_Instructions to follow_
Reproduce the listing below exactly, minus its pictures.

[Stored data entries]
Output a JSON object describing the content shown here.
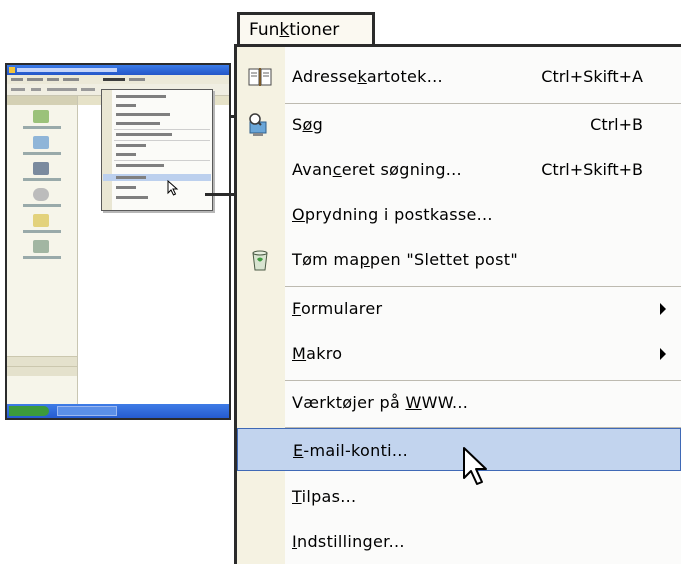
{
  "menu": {
    "title": {
      "pre": "Fun",
      "u": "k",
      "post": "tioner"
    },
    "items": [
      {
        "pre": "Adresse",
        "u": "k",
        "post": "artotek...",
        "shortcut": "Ctrl+Skift+A",
        "icon": "address-book-icon"
      },
      {
        "pre": "S",
        "u": "ø",
        "post": "g",
        "shortcut": "Ctrl+B",
        "icon": "search-computer-icon"
      },
      {
        "pre": "Avan",
        "u": "c",
        "post": "eret søgning...",
        "shortcut": "Ctrl+Skift+B"
      },
      {
        "pre": "",
        "u": "O",
        "post": "prydning i postkasse..."
      },
      {
        "pre": "Tøm ma",
        "u": "p",
        "post": "pen \"Slettet post\"",
        "icon": "recycle-bin-icon"
      },
      {
        "pre": "",
        "u": "F",
        "post": "ormularer",
        "submenu": true
      },
      {
        "pre": "",
        "u": "M",
        "post": "akro",
        "submenu": true
      },
      {
        "pre": "Værktøjer på ",
        "u": "W",
        "post": "WW..."
      },
      {
        "pre": "",
        "u": "E",
        "post": "-mail-konti...",
        "highlighted": true
      },
      {
        "pre": "",
        "u": "T",
        "post": "ilpas..."
      },
      {
        "pre": "",
        "u": "I",
        "post": "ndstillinger..."
      }
    ]
  },
  "colors": {
    "highlight": "#c2d4ee",
    "highlight_border": "#3f69b6",
    "gutter": "#f5f2e2",
    "frame": "#2b2b2b"
  }
}
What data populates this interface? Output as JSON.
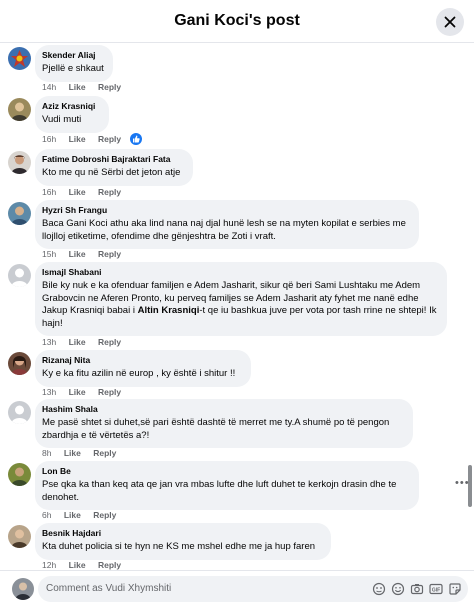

_Output for this exercise_
Output a JSON object describing the content shown here.
{
  "menu": {
    "title": {
      "pre": "Fun",
      "u": "k",
      "post": "tioner"
    },
    "items": [
      {
        "pre": "Adresse",
        "u": "k",
        "post": "artotek...",
        "shortcut": "Ctrl+Skift+A",
        "icon": "address-book-icon"
      },
      {
        "pre": "S",
        "u": "ø",
        "post": "g",
        "shortcut": "Ctrl+B",
        "icon": "search-computer-icon"
      },
      {
        "pre": "Avan",
        "u": "c",
        "post": "eret søgning...",
        "shortcut": "Ctrl+Skift+B"
      },
      {
        "pre": "",
        "u": "O",
        "post": "prydning i postkasse..."
      },
      {
        "pre": "Tøm ma",
        "u": "p",
        "post": "pen \"Slettet post\"",
        "icon": "recycle-bin-icon"
      },
      {
        "pre": "",
        "u": "F",
        "post": "ormularer",
        "submenu": true
      },
      {
        "pre": "",
        "u": "M",
        "post": "akro",
        "submenu": true
      },
      {
        "pre": "Værktøjer på ",
        "u": "W",
        "post": "WW..."
      },
      {
        "pre": "",
        "u": "E",
        "post": "-mail-konti...",
        "highlighted": true
      },
      {
        "pre": "",
        "u": "T",
        "post": "ilpas..."
      },
      {
        "pre": "",
        "u": "I",
        "post": "ndstillinger..."
      }
    ]
  },
  "colors": {
    "highlight": "#c2d4ee",
    "highlight_border": "#3f69b6",
    "gutter": "#f5f2e2",
    "frame": "#2b2b2b"
  }
}
What data populates this interface? Output as JSON.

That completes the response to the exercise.